**Exercise**:
Review the listing and copy each line that holds the word "myös".

**Extracted information**:
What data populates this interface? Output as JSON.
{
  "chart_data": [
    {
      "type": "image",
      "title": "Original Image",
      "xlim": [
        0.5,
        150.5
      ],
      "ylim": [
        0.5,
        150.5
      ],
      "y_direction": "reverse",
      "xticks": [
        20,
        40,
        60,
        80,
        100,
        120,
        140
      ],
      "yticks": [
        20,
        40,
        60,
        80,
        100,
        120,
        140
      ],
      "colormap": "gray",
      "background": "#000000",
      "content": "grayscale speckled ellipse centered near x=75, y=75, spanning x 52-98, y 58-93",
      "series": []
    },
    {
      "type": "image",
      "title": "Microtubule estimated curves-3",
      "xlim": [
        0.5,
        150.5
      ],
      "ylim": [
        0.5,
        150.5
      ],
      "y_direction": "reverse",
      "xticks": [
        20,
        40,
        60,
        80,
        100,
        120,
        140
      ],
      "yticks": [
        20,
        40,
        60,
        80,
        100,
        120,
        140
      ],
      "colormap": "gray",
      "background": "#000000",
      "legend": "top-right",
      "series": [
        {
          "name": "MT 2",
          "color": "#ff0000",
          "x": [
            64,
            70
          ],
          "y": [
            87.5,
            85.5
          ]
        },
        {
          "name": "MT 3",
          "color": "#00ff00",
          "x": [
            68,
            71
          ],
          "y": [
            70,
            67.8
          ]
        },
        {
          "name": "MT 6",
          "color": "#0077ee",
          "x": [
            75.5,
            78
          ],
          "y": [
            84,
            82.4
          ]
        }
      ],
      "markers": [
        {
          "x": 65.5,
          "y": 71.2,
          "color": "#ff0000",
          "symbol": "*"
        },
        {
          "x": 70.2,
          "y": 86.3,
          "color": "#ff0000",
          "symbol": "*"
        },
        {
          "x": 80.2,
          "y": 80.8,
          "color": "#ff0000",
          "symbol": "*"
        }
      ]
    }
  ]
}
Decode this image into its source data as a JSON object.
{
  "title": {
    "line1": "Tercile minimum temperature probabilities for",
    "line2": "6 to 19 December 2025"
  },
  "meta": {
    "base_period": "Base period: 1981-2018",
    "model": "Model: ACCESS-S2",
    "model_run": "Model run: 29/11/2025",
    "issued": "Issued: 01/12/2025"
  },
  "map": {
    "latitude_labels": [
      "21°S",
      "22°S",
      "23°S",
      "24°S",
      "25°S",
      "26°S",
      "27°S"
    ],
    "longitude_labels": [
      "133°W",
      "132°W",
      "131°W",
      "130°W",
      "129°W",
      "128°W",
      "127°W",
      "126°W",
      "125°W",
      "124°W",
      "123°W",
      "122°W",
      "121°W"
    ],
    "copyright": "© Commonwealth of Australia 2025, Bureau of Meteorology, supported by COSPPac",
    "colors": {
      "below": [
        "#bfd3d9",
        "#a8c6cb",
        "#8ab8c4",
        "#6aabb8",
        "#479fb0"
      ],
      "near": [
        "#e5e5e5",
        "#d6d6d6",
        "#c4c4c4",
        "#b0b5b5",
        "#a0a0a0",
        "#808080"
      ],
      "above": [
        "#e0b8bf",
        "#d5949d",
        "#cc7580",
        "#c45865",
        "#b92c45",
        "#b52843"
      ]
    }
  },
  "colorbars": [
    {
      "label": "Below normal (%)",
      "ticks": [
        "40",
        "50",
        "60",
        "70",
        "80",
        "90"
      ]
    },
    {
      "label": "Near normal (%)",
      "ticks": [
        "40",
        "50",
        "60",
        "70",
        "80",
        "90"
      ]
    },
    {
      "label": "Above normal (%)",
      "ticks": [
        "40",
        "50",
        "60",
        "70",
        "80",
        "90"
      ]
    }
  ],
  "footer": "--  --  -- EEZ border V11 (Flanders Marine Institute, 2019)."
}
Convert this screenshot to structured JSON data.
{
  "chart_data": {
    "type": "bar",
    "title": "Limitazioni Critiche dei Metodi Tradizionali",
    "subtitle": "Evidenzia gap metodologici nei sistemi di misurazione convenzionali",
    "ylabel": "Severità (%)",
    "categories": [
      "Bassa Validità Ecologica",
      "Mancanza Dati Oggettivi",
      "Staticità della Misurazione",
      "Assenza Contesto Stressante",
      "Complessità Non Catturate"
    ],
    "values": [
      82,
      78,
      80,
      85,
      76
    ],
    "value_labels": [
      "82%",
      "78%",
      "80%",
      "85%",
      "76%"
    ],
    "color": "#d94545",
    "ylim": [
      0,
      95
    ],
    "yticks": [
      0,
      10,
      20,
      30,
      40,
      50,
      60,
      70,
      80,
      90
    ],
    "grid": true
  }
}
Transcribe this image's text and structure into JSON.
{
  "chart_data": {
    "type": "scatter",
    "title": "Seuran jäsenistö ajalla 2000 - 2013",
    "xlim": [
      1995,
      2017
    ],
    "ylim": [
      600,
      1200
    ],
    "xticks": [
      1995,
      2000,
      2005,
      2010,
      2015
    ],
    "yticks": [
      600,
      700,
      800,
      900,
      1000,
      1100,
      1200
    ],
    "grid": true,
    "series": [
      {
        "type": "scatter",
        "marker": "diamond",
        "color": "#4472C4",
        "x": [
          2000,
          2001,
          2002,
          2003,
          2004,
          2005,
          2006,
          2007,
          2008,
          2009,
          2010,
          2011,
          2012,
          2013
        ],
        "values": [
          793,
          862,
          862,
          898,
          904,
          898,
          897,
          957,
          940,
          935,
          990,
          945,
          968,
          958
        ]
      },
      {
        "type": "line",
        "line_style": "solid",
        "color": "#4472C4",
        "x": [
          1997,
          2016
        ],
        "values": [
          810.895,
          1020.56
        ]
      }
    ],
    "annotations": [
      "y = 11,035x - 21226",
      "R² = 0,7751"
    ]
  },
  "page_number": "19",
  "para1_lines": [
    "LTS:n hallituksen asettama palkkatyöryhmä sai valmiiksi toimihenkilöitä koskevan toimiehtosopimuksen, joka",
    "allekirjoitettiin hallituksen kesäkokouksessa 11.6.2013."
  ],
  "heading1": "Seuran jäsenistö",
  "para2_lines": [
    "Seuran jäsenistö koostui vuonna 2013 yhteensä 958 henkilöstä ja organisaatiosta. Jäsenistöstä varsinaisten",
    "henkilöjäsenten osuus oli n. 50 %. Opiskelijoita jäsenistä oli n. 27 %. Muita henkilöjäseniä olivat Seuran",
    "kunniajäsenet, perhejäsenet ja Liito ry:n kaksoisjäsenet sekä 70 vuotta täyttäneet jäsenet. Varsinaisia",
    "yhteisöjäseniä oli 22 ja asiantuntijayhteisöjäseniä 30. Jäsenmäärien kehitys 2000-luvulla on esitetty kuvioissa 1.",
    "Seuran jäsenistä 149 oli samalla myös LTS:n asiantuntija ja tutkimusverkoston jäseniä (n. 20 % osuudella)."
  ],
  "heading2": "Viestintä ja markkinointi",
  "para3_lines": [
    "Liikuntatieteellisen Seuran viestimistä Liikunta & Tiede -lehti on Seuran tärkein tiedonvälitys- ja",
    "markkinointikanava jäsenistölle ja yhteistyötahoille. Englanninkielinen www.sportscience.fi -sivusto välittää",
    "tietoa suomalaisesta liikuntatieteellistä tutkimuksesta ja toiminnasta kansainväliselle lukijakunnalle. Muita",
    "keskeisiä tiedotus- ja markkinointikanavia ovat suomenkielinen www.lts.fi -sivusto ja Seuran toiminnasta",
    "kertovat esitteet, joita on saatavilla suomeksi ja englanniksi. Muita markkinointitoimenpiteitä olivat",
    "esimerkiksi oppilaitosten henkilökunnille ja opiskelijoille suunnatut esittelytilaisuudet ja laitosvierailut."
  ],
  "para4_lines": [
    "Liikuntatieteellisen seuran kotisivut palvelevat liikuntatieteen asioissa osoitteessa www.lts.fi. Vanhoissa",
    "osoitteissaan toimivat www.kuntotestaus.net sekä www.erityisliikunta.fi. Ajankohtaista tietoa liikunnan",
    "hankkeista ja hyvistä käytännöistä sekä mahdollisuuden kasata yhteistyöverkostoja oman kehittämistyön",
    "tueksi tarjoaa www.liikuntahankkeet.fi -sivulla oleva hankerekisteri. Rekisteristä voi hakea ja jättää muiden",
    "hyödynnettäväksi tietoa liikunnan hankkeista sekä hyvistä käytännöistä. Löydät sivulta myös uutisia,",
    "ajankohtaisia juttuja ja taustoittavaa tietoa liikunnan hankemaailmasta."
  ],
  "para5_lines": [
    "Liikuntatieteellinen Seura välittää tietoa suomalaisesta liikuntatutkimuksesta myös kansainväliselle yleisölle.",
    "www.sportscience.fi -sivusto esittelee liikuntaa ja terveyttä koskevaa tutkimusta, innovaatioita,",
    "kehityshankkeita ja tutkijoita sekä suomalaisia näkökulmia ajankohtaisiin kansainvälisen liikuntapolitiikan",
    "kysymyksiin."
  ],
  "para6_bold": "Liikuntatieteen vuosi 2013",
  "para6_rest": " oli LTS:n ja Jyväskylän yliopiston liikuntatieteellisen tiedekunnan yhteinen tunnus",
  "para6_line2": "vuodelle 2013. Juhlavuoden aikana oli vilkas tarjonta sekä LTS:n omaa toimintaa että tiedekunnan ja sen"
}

**Response to this task**:
    "Seuran jäsenistä 149 oli samalla myös LTS:n asiantuntija ja tutkimusverkoston jäseniä (n. 20 % osuudella)."
    "hyödynnettäväksi tietoa liikunnan hankkeista sekä hyvistä käytännöistä. Löydät sivulta myös uutisia,",
    "Liikuntatieteellinen Seura välittää tietoa suomalaisesta liikuntatutkimuksesta myös kansainväliselle yleisölle.",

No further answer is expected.